Task to complete: Repeat each line exactly as it is written.

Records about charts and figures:
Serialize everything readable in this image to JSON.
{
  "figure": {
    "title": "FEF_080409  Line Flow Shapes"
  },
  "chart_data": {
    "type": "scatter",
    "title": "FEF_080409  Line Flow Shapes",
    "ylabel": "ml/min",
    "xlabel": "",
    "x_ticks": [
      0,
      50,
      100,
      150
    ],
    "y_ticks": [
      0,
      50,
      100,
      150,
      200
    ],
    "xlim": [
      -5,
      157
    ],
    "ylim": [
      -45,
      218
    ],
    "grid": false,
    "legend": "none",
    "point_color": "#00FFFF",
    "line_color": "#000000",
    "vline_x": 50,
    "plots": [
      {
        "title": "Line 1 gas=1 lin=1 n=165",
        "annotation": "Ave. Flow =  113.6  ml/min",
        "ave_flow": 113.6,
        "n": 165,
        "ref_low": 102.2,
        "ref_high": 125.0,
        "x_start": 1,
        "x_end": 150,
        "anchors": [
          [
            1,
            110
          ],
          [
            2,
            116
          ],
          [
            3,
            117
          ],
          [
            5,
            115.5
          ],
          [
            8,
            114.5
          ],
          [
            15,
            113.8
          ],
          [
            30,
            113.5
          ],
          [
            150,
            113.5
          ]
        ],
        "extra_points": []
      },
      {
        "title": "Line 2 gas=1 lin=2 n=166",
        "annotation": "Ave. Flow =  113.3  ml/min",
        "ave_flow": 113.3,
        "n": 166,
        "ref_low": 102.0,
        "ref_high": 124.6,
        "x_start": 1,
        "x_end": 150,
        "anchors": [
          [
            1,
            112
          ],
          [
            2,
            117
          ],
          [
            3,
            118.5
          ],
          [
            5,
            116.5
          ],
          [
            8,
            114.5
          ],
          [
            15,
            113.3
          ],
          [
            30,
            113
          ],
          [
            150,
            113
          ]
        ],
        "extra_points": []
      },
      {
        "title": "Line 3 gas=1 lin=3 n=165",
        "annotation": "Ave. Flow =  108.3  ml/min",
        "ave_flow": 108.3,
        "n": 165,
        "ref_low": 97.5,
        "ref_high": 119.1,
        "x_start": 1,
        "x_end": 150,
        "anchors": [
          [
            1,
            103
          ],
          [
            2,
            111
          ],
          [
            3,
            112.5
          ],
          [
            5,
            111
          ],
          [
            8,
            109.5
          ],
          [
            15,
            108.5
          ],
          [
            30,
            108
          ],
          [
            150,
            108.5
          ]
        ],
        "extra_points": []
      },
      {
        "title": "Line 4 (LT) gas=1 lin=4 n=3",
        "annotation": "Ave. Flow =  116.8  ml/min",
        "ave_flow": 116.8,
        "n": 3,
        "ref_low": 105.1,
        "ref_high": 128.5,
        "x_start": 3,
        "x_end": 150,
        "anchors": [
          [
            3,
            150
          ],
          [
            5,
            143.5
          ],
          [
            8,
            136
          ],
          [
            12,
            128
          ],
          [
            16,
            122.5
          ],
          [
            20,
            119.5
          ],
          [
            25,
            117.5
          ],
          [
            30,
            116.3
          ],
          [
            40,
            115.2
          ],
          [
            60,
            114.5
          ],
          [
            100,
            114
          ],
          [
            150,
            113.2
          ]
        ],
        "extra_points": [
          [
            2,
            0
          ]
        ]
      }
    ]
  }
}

Answer to the task:
Serialize everything readable in this image to JSON.
{
  "figure": {
    "title": "FEF_080409  Line Flow Shapes"
  },
  "chart_data": {
    "type": "scatter",
    "title": "FEF_080409  Line Flow Shapes",
    "ylabel": "ml/min",
    "xlabel": "",
    "x_ticks": [
      0,
      50,
      100,
      150
    ],
    "y_ticks": [
      0,
      50,
      100,
      150,
      200
    ],
    "xlim": [
      -5,
      157
    ],
    "ylim": [
      -45,
      218
    ],
    "grid": false,
    "legend": "none",
    "point_color": "#00FFFF",
    "line_color": "#000000",
    "vline_x": 50,
    "plots": [
      {
        "title": "Line 1 gas=1 lin=1 n=165",
        "annotation": "Ave. Flow =  113.6  ml/min",
        "ave_flow": 113.6,
        "n": 165,
        "ref_low": 102.2,
        "ref_high": 125.0,
        "x_start": 1,
        "x_end": 150,
        "anchors": [
          [
            1,
            110
          ],
          [
            2,
            116
          ],
          [
            3,
            117
          ],
          [
            5,
            115.5
          ],
          [
            8,
            114.5
          ],
          [
            15,
            113.8
          ],
          [
            30,
            113.5
          ],
          [
            150,
            113.5
          ]
        ],
        "extra_points": []
      },
      {
        "title": "Line 2 gas=1 lin=2 n=166",
        "annotation": "Ave. Flow =  113.3  ml/min",
        "ave_flow": 113.3,
        "n": 166,
        "ref_low": 102.0,
        "ref_high": 124.6,
        "x_start": 1,
        "x_end": 150,
        "anchors": [
          [
            1,
            112
          ],
          [
            2,
            117
          ],
          [
            3,
            118.5
          ],
          [
            5,
            116.5
          ],
          [
            8,
            114.5
          ],
          [
            15,
            113.3
          ],
          [
            30,
            113
          ],
          [
            150,
            113
          ]
        ],
        "extra_points": []
      },
      {
        "title": "Line 3 gas=1 lin=3 n=165",
        "annotation": "Ave. Flow =  108.3  ml/min",
        "ave_flow": 108.3,
        "n": 165,
        "ref_low": 97.5,
        "ref_high": 119.1,
        "x_start": 1,
        "x_end": 150,
        "anchors": [
          [
            1,
            103
          ],
          [
            2,
            111
          ],
          [
            3,
            112.5
          ],
          [
            5,
            111
          ],
          [
            8,
            109.5
          ],
          [
            15,
            108.5
          ],
          [
            30,
            108
          ],
          [
            150,
            108.5
          ]
        ],
        "extra_points": []
      },
      {
        "title": "Line 4 (LT) gas=1 lin=4 n=3",
        "annotation": "Ave. Flow =  116.8  ml/min",
        "ave_flow": 116.8,
        "n": 3,
        "ref_low": 105.1,
        "ref_high": 128.5,
        "x_start": 3,
        "x_end": 150,
        "anchors": [
          [
            3,
            150
          ],
          [
            5,
            143.5
          ],
          [
            8,
            136
          ],
          [
            12,
            128
          ],
          [
            16,
            122.5
          ],
          [
            20,
            119.5
          ],
          [
            25,
            117.5
          ],
          [
            30,
            116.3
          ],
          [
            40,
            115.2
          ],
          [
            60,
            114.5
          ],
          [
            100,
            114
          ],
          [
            150,
            113.2
          ]
        ],
        "extra_points": [
          [
            2,
            0
          ]
        ]
      }
    ]
  }
}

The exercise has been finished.